Carry on the forum post about combining SMOTE oversampling with 10-fold cross-validation, starting right after its final sentence.

* Text segment *

* * * *

2

I have a imbalanced dataset. I am using SMOTE (Synthetic Minority Oversampling Technique)to perform oversampling. When performing the binary classification, I use 10-fold cross validation on this oversampled dataset.

However, I recently came accross this paper; Joint use of over- and under-sampling techniques and cross-validation for the development and assessment of prediction models that mentions that it is incorrect to use the oversampled dataset during cross-validation as it leads to overoptimistic performance estimates.

I want to verify the correct approach/procedure of using the over-sampled data in cross validation?

* * * *

* Data items *
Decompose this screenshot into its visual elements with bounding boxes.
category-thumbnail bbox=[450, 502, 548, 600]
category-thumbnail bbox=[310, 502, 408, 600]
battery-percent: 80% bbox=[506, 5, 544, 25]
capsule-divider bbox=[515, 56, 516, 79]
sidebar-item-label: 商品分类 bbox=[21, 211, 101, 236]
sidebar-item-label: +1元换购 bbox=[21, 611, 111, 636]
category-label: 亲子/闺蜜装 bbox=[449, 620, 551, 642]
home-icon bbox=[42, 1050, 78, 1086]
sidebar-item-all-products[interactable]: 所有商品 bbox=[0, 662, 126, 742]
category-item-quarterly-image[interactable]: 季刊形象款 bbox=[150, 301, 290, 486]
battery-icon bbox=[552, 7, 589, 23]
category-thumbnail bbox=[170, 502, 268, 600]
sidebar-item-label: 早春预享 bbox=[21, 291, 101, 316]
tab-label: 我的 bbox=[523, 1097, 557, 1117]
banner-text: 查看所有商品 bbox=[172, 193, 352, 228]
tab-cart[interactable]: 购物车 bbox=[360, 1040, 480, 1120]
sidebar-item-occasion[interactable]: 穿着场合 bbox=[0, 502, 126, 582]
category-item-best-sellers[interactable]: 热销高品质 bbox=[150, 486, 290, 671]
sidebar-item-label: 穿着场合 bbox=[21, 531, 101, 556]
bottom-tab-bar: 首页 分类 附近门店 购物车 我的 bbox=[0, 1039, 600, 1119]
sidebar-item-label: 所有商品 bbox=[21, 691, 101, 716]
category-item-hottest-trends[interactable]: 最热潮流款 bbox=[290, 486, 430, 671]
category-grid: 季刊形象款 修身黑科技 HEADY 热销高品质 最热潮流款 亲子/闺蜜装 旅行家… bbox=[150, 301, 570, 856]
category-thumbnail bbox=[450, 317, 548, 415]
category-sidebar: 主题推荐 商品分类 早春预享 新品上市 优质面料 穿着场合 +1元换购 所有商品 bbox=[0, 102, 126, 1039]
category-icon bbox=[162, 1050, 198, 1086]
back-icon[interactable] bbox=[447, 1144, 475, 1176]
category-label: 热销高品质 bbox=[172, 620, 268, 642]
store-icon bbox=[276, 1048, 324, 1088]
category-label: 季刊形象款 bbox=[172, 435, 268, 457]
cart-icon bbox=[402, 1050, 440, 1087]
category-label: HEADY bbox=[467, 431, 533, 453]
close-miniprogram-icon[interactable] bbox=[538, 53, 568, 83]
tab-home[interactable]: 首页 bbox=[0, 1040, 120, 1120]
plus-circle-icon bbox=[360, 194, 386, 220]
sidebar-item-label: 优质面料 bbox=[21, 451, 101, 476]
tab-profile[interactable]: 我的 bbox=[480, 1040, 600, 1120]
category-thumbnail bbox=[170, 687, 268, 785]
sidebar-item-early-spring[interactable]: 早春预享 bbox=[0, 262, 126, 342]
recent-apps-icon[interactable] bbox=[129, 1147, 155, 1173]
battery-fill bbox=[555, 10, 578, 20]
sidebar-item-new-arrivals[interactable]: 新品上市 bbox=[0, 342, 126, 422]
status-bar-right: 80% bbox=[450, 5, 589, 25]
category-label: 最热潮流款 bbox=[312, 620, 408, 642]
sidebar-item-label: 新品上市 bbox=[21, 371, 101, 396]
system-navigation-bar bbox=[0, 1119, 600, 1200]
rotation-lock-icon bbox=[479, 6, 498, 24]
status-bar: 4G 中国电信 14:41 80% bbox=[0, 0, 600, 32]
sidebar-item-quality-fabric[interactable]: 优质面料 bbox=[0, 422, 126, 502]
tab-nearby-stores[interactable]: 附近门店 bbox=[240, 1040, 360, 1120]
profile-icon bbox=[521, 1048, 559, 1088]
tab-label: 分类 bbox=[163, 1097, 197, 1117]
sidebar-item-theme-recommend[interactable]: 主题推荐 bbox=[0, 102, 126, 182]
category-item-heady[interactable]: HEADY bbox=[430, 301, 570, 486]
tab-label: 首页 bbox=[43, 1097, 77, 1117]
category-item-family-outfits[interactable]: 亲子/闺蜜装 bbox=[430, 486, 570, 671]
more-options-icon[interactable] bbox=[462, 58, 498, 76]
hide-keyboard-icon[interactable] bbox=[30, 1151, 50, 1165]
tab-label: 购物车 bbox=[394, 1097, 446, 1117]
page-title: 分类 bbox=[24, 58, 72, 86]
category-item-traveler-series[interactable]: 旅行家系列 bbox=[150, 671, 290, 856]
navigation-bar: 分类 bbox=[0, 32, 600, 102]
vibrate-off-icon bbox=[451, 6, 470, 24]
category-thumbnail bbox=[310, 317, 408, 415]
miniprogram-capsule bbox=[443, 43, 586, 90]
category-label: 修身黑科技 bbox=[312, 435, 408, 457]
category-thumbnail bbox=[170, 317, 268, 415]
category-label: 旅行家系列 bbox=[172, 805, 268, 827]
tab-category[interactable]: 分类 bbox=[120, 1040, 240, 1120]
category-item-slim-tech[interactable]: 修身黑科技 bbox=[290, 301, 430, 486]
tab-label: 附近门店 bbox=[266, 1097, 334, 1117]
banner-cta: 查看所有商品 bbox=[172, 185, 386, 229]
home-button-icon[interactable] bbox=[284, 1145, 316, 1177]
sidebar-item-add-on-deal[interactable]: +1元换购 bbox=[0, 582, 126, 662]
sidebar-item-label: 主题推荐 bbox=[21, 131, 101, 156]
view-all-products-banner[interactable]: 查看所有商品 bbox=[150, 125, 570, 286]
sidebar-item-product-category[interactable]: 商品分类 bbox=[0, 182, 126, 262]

* * * *

* Expected answer *
J Cena
  • 963
  • 2
  • 11
  • 25
  • You always want to perform all the analysis steps for each cross validation fold independently. In this case, over-sample each fold individually. The paper you linked to describes the proper way to do CV. – Gabe Mar 27 '18 at 02:29
  • I think this question should be on Cross Validated https://stats.stackexchange.com/ as it is less about implementation and more about the idea. – Shridhar R Kulkarni Mar 27 '18 at 04:29
  • @Gabe Do you mean that for the 10 folds, I have to perform oversampling separately? – J Cena Mar 27 '18 at 04:38
  • 1
    Yeah, you'd want to over sample each fold by itself, using only the data from that fold. That way, you're essentially doing the classification (including over sampling) to 10 "different" datasets, which is the point of doing CV to estimate performance. I don't use Weka myself, but it seems like nekomatic's answer explains how to implement it there. – Gabe Mar 27 '18 at 13:56

2 Answers2

3

To avoid overoptimistic performance estimates from cross-validation in Weka when using a supervised filter, use FilteredClassifier (in the meta category) and configure it with the filter (e.g. SMOTE) and classifier (e.g. Naive Bayes) that you want to use.

For each cross-validation fold Weka will use only that fold's training data to parameterise the filter.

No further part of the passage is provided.